┌─ RECORDS TO PROCESS

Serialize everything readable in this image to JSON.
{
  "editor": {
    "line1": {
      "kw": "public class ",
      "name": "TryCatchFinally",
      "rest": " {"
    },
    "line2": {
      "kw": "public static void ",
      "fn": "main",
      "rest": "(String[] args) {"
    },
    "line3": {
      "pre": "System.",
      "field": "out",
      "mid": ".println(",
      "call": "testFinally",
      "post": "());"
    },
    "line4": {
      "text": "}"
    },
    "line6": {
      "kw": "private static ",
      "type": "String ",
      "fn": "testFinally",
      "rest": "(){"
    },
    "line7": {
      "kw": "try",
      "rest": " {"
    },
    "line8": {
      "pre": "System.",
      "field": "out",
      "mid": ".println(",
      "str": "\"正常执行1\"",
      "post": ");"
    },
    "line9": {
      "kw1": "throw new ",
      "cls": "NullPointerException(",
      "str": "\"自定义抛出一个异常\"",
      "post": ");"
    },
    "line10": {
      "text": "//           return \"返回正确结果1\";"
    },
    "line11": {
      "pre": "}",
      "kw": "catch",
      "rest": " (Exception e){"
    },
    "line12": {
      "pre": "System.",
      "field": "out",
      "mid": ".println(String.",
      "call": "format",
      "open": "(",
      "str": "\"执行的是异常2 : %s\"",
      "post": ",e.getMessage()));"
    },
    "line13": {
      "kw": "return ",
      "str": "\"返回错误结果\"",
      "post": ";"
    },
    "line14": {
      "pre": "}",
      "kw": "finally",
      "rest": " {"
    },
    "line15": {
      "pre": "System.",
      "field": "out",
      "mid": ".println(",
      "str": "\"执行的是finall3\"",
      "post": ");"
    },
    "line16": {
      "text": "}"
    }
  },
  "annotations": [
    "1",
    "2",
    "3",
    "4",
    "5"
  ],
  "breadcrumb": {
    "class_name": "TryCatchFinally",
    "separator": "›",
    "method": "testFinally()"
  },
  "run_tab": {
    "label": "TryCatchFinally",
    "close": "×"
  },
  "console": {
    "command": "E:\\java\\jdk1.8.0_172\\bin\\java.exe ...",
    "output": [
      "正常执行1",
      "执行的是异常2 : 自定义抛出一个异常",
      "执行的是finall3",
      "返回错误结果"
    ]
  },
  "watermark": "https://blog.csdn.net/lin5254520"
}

└─

TASK TO COMPLETE
Retype all the material above precisely, with no line left out.

SOLVED EXERCISE
Serialize everything readable in this image to JSON.
{
  "editor": {
    "line1": {
      "kw": "public class ",
      "name": "TryCatchFinally",
      "rest": " {"
    },
    "line2": {
      "kw": "public static void ",
      "fn": "main",
      "rest": "(String[] args) {"
    },
    "line3": {
      "pre": "System.",
      "field": "out",
      "mid": ".println(",
      "call": "testFinally",
      "post": "());"
    },
    "line4": {
      "text": "}"
    },
    "line6": {
      "kw": "private static ",
      "type": "String ",
      "fn": "testFinally",
      "rest": "(){"
    },
    "line7": {
      "kw": "try",
      "rest": " {"
    },
    "line8": {
      "pre": "System.",
      "field": "out",
      "mid": ".println(",
      "str": "\"正常执行1\"",
      "post": ");"
    },
    "line9": {
      "kw1": "throw new ",
      "cls": "NullPointerException(",
      "str": "\"自定义抛出一个异常\"",
      "post": ");"
    },
    "line10": {
      "text": "//           return \"返回正确结果1\";"
    },
    "line11": {
      "pre": "}",
      "kw": "catch",
      "rest": " (Exception e){"
    },
    "line12": {
      "pre": "System.",
      "field": "out",
      "mid": ".println(String.",
      "call": "format",
      "open": "(",
      "str": "\"执行的是异常2 : %s\"",
      "post": ",e.getMessage()));"
    },
    "line13": {
      "kw": "return ",
      "str": "\"返回错误结果\"",
      "post": ";"
    },
    "line14": {
      "pre": "}",
      "kw": "finally",
      "rest": " {"
    },
    "line15": {
      "pre": "System.",
      "field": "out",
      "mid": ".println(",
      "str": "\"执行的是finall3\"",
      "post": ");"
    },
    "line16": {
      "text": "}"
    }
  },
  "annotations": [
    "1",
    "2",
    "3",
    "4",
    "5"
  ],
  "breadcrumb": {
    "class_name": "TryCatchFinally",
    "separator": "›",
    "method": "testFinally()"
  },
  "run_tab": {
    "label": "TryCatchFinally",
    "close": "×"
  },
  "console": {
    "command": "E:\\java\\jdk1.8.0_172\\bin\\java.exe ...",
    "output": [
      "正常执行1",
      "执行的是异常2 : 自定义抛出一个异常",
      "执行的是finall3",
      "返回错误结果"
    ]
  },
  "watermark": "https://blog.csdn.net/lin5254520"
}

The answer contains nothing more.